— start of Information provided —
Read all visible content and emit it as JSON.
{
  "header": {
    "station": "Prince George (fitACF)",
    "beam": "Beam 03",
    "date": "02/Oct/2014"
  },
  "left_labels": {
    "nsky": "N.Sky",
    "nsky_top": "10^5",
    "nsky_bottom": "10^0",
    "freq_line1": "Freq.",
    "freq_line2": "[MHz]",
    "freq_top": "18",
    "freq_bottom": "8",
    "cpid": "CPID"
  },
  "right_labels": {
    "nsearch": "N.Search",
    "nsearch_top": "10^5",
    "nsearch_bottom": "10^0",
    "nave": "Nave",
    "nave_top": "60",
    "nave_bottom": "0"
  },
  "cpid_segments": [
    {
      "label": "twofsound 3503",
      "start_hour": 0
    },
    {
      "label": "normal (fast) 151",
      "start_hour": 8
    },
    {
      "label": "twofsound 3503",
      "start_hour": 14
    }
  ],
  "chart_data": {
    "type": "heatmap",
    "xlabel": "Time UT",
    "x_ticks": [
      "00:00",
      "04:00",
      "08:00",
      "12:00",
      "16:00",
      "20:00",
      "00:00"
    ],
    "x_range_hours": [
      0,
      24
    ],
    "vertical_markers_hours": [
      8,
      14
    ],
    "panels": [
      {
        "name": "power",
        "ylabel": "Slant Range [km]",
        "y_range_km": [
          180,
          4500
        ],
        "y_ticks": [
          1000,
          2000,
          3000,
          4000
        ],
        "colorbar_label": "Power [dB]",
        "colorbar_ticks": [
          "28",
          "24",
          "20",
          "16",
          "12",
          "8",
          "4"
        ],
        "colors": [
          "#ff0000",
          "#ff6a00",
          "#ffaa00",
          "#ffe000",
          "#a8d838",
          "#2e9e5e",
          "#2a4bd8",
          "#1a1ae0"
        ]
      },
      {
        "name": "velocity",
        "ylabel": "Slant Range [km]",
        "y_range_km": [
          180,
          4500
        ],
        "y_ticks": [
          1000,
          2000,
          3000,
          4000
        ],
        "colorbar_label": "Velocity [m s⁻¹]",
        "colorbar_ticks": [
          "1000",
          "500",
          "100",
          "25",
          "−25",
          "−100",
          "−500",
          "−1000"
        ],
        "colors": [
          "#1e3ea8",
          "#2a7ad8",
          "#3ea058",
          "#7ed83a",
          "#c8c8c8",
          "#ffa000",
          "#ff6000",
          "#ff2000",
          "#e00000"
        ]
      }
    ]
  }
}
— end of Information provided —
Reproduce the full listing exactly.

**Correct output**
Read all visible content and emit it as JSON.
{
  "header": {
    "station": "Prince George (fitACF)",
    "beam": "Beam 03",
    "date": "02/Oct/2014"
  },
  "left_labels": {
    "nsky": "N.Sky",
    "nsky_top": "10^5",
    "nsky_bottom": "10^0",
    "freq_line1": "Freq.",
    "freq_line2": "[MHz]",
    "freq_top": "18",
    "freq_bottom": "8",
    "cpid": "CPID"
  },
  "right_labels": {
    "nsearch": "N.Search",
    "nsearch_top": "10^5",
    "nsearch_bottom": "10^0",
    "nave": "Nave",
    "nave_top": "60",
    "nave_bottom": "0"
  },
  "cpid_segments": [
    {
      "label": "twofsound 3503",
      "start_hour": 0
    },
    {
      "label": "normal (fast) 151",
      "start_hour": 8
    },
    {
      "label": "twofsound 3503",
      "start_hour": 14
    }
  ],
  "chart_data": {
    "type": "heatmap",
    "xlabel": "Time UT",
    "x_ticks": [
      "00:00",
      "04:00",
      "08:00",
      "12:00",
      "16:00",
      "20:00",
      "00:00"
    ],
    "x_range_hours": [
      0,
      24
    ],
    "vertical_markers_hours": [
      8,
      14
    ],
    "panels": [
      {
        "name": "power",
        "ylabel": "Slant Range [km]",
        "y_range_km": [
          180,
          4500
        ],
        "y_ticks": [
          1000,
          2000,
          3000,
          4000
        ],
        "colorbar_label": "Power [dB]",
        "colorbar_ticks": [
          "28",
          "24",
          "20",
          "16",
          "12",
          "8",
          "4"
        ],
        "colors": [
          "#ff0000",
          "#ff6a00",
          "#ffaa00",
          "#ffe000",
          "#a8d838",
          "#2e9e5e",
          "#2a4bd8",
          "#1a1ae0"
        ]
      },
      {
        "name": "velocity",
        "ylabel": "Slant Range [km]",
        "y_range_km": [
          180,
          4500
        ],
        "y_ticks": [
          1000,
          2000,
          3000,
          4000
        ],
        "colorbar_label": "Velocity [m s⁻¹]",
        "colorbar_ticks": [
          "1000",
          "500",
          "100",
          "25",
          "−25",
          "−100",
          "−500",
          "−1000"
        ],
        "colors": [
          "#1e3ea8",
          "#2a7ad8",
          "#3ea058",
          "#7ed83a",
          "#c8c8c8",
          "#ffa000",
          "#ff6000",
          "#ff2000",
          "#e00000"
        ]
      }
    ]
  }
}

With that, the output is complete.